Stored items

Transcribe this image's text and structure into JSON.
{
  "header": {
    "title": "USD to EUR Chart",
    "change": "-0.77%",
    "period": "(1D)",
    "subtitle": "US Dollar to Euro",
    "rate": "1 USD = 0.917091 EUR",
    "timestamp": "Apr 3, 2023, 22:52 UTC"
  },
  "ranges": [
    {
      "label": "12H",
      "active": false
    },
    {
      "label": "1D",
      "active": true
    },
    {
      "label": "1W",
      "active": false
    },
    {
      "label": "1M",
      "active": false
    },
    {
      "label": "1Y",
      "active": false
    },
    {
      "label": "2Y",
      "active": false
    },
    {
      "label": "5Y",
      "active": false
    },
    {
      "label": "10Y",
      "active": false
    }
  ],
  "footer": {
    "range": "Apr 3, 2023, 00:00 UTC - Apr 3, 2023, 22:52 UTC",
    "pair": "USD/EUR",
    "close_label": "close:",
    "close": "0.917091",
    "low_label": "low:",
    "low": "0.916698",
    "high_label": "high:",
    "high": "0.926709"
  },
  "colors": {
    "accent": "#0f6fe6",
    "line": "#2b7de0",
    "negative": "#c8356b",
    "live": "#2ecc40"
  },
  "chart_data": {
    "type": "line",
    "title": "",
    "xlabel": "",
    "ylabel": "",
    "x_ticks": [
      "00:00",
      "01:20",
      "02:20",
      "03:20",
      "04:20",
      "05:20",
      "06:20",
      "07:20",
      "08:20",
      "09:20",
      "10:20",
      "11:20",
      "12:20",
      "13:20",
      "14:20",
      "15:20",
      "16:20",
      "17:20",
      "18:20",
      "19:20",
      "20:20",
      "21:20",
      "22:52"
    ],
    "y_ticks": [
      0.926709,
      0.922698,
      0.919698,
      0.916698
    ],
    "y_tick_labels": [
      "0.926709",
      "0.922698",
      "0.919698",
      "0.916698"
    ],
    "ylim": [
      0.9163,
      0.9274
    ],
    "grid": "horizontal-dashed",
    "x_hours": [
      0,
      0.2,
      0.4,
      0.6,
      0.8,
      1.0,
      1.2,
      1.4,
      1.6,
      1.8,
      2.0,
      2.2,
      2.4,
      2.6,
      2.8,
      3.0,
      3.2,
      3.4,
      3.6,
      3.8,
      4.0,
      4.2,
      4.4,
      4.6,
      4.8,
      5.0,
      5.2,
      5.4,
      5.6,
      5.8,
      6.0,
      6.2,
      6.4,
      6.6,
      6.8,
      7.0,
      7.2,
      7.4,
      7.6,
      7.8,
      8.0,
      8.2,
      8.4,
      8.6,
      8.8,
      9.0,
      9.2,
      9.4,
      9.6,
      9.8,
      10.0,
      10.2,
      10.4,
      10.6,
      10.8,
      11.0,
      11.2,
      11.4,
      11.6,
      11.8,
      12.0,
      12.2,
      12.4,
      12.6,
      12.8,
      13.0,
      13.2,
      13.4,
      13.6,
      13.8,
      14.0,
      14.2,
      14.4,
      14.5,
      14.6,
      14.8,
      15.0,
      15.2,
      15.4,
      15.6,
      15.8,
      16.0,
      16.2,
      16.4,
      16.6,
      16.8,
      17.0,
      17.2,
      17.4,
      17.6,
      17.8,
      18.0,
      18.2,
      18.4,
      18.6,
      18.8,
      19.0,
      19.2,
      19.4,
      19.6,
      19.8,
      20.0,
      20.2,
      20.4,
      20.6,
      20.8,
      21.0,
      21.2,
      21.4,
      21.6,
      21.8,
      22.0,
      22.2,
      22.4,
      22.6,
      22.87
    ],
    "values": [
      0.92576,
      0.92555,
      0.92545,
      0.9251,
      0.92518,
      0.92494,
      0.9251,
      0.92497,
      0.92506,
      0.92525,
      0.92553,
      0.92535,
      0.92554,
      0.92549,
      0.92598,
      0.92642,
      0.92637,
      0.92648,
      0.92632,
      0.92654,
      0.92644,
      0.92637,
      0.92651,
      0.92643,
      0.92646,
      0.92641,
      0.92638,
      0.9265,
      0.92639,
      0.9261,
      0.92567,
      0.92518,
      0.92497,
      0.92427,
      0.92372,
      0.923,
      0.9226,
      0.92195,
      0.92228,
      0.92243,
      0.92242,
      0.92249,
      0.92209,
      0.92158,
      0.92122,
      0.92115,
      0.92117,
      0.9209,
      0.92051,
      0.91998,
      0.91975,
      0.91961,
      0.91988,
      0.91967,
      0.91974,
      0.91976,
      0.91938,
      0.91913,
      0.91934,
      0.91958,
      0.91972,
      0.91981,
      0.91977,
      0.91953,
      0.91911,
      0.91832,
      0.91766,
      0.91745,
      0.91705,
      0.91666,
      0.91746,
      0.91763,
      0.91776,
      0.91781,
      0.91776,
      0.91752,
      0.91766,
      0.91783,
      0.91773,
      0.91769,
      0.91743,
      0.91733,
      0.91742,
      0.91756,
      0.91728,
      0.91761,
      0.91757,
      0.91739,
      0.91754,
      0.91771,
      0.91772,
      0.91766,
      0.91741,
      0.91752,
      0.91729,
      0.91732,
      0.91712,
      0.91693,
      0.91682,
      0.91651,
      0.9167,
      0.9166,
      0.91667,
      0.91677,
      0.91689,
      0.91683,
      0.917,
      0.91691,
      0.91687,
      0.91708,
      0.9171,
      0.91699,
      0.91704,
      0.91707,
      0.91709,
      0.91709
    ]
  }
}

GIVEN REQUEST:
Each line above must be reproduced exactly as it stands.

WRITTEN RESPONSE:
Transcribe this image's text and structure into JSON.
{
  "header": {
    "title": "USD to EUR Chart",
    "change": "-0.77%",
    "period": "(1D)",
    "subtitle": "US Dollar to Euro",
    "rate": "1 USD = 0.917091 EUR",
    "timestamp": "Apr 3, 2023, 22:52 UTC"
  },
  "ranges": [
    {
      "label": "12H",
      "active": false
    },
    {
      "label": "1D",
      "active": true
    },
    {
      "label": "1W",
      "active": false
    },
    {
      "label": "1M",
      "active": false
    },
    {
      "label": "1Y",
      "active": false
    },
    {
      "label": "2Y",
      "active": false
    },
    {
      "label": "5Y",
      "active": false
    },
    {
      "label": "10Y",
      "active": false
    }
  ],
  "footer": {
    "range": "Apr 3, 2023, 00:00 UTC - Apr 3, 2023, 22:52 UTC",
    "pair": "USD/EUR",
    "close_label": "close:",
    "close": "0.917091",
    "low_label": "low:",
    "low": "0.916698",
    "high_label": "high:",
    "high": "0.926709"
  },
  "colors": {
    "accent": "#0f6fe6",
    "line": "#2b7de0",
    "negative": "#c8356b",
    "live": "#2ecc40"
  },
  "chart_data": {
    "type": "line",
    "title": "",
    "xlabel": "",
    "ylabel": "",
    "x_ticks": [
      "00:00",
      "01:20",
      "02:20",
      "03:20",
      "04:20",
      "05:20",
      "06:20",
      "07:20",
      "08:20",
      "09:20",
      "10:20",
      "11:20",
      "12:20",
      "13:20",
      "14:20",
      "15:20",
      "16:20",
      "17:20",
      "18:20",
      "19:20",
      "20:20",
      "21:20",
      "22:52"
    ],
    "y_ticks": [
      0.926709,
      0.922698,
      0.919698,
      0.916698
    ],
    "y_tick_labels": [
      "0.926709",
      "0.922698",
      "0.919698",
      "0.916698"
    ],
    "ylim": [
      0.9163,
      0.9274
    ],
    "grid": "horizontal-dashed",
    "x_hours": [
      0,
      0.2,
      0.4,
      0.6,
      0.8,
      1.0,
      1.2,
      1.4,
      1.6,
      1.8,
      2.0,
      2.2,
      2.4,
      2.6,
      2.8,
      3.0,
      3.2,
      3.4,
      3.6,
      3.8,
      4.0,
      4.2,
      4.4,
      4.6,
      4.8,
      5.0,
      5.2,
      5.4,
      5.6,
      5.8,
      6.0,
      6.2,
      6.4,
      6.6,
      6.8,
      7.0,
      7.2,
      7.4,
      7.6,
      7.8,
      8.0,
      8.2,
      8.4,
      8.6,
      8.8,
      9.0,
      9.2,
      9.4,
      9.6,
      9.8,
      10.0,
      10.2,
      10.4,
      10.6,
      10.8,
      11.0,
      11.2,
      11.4,
      11.6,
      11.8,
      12.0,
      12.2,
      12.4,
      12.6,
      12.8,
      13.0,
      13.2,
      13.4,
      13.6,
      13.8,
      14.0,
      14.2,
      14.4,
      14.5,
      14.6,
      14.8,
      15.0,
      15.2,
      15.4,
      15.6,
      15.8,
      16.0,
      16.2,
      16.4,
      16.6,
      16.8,
      17.0,
      17.2,
      17.4,
      17.6,
      17.8,
      18.0,
      18.2,
      18.4,
      18.6,
      18.8,
      19.0,
      19.2,
      19.4,
      19.6,
      19.8,
      20.0,
      20.2,
      20.4,
      20.6,
      20.8,
      21.0,
      21.2,
      21.4,
      21.6,
      21.8,
      22.0,
      22.2,
      22.4,
      22.6,
      22.87
    ],
    "values": [
      0.92576,
      0.92555,
      0.92545,
      0.9251,
      0.92518,
      0.92494,
      0.9251,
      0.92497,
      0.92506,
      0.92525,
      0.92553,
      0.92535,
      0.92554,
      0.92549,
      0.92598,
      0.92642,
      0.92637,
      0.92648,
      0.92632,
      0.92654,
      0.92644,
      0.92637,
      0.92651,
      0.92643,
      0.92646,
      0.92641,
      0.92638,
      0.9265,
      0.92639,
      0.9261,
      0.92567,
      0.92518,
      0.92497,
      0.92427,
      0.92372,
      0.923,
      0.9226,
      0.92195,
      0.92228,
      0.92243,
      0.92242,
      0.92249,
      0.92209,
      0.92158,
      0.92122,
      0.92115,
      0.92117,
      0.9209,
      0.92051,
      0.91998,
      0.91975,
      0.91961,
      0.91988,
      0.91967,
      0.91974,
      0.91976,
      0.91938,
      0.91913,
      0.91934,
      0.91958,
      0.91972,
      0.91981,
      0.91977,
      0.91953,
      0.91911,
      0.91832,
      0.91766,
      0.91745,
      0.91705,
      0.91666,
      0.91746,
      0.91763,
      0.91776,
      0.91781,
      0.91776,
      0.91752,
      0.91766,
      0.91783,
      0.91773,
      0.91769,
      0.91743,
      0.91733,
      0.91742,
      0.91756,
      0.91728,
      0.91761,
      0.91757,
      0.91739,
      0.91754,
      0.91771,
      0.91772,
      0.91766,
      0.91741,
      0.91752,
      0.91729,
      0.91732,
      0.91712,
      0.91693,
      0.91682,
      0.91651,
      0.9167,
      0.9166,
      0.91667,
      0.91677,
      0.91689,
      0.91683,
      0.917,
      0.91691,
      0.91687,
      0.91708,
      0.9171,
      0.91699,
      0.91704,
      0.91707,
      0.91709,
      0.91709
    ]
  }
}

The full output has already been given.